Go through the material below and copy each line where the word "Breakpoint" appears.

━━ Data section ━━

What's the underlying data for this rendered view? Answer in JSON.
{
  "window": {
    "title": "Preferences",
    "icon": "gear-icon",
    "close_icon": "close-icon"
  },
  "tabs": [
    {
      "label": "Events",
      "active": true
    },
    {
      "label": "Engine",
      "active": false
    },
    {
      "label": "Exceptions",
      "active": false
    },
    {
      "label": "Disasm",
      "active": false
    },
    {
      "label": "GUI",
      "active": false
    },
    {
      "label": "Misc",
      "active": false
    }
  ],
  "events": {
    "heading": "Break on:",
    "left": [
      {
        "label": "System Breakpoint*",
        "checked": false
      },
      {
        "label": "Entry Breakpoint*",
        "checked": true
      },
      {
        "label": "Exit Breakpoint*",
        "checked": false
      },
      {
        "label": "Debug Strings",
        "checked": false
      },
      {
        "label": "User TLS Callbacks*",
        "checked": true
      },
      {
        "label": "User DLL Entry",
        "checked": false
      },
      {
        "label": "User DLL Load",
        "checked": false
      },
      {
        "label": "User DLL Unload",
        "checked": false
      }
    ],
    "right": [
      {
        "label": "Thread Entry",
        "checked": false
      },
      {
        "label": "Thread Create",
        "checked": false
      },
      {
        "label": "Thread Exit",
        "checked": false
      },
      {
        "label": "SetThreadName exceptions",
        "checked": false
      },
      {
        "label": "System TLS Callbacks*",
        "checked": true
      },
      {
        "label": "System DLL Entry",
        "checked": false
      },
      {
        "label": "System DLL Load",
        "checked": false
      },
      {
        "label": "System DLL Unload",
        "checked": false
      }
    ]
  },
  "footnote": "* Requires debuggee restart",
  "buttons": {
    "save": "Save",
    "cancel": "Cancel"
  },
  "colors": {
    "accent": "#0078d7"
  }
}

━━━

Solution for this task
        "label": "System Breakpoint*",
        "label": "Entry Breakpoint*",
        "label": "Exit Breakpoint*",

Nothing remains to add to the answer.